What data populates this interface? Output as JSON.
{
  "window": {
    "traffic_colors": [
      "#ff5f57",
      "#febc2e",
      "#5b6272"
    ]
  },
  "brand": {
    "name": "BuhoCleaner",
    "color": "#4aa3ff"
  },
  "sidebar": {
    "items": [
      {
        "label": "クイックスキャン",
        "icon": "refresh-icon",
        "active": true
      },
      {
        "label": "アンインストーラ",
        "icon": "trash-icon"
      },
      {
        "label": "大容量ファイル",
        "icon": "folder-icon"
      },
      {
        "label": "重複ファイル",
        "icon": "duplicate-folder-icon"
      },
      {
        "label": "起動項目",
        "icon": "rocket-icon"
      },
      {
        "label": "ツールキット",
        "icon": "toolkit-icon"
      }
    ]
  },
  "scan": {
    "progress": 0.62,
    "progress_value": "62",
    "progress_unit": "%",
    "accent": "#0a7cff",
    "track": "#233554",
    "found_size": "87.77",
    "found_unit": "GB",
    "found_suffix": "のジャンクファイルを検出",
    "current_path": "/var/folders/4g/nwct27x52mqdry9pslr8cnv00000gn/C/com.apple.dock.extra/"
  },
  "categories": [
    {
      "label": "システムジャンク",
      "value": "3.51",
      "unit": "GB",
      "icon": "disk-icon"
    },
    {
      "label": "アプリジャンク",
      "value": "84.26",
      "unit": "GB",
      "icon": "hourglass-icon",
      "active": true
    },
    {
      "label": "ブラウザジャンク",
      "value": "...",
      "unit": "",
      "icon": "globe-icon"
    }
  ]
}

==

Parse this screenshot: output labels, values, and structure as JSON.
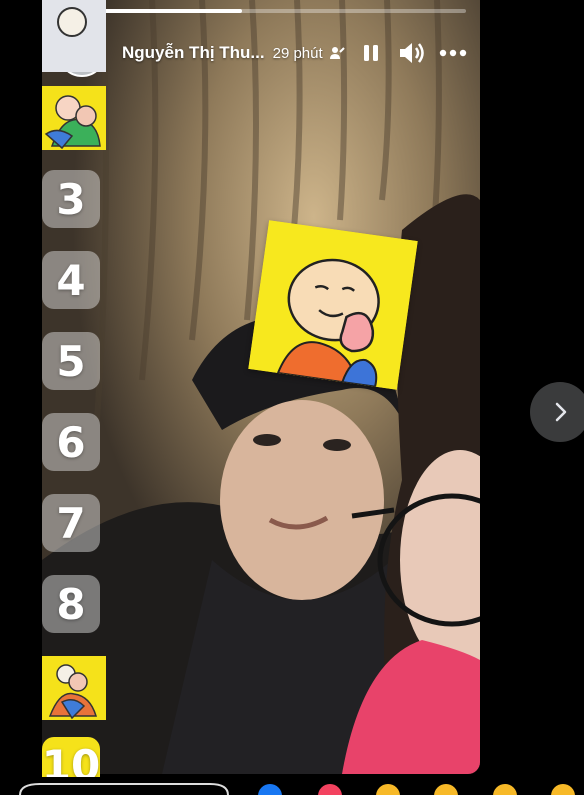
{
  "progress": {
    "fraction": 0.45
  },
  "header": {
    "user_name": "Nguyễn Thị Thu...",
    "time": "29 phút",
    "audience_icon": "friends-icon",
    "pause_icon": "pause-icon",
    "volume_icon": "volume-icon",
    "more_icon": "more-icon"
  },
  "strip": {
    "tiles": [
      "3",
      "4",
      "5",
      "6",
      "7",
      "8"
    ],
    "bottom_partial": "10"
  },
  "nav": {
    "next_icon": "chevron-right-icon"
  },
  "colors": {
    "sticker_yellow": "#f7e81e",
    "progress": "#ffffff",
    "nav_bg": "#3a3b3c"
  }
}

◆ **Work to complete**:
Using the records above, select and copy every line that has the word "this".

◆ **Full response**:
What data populates this interface? Output as JSON.
Parse this screenshot: output labels, values, and structure as JSON.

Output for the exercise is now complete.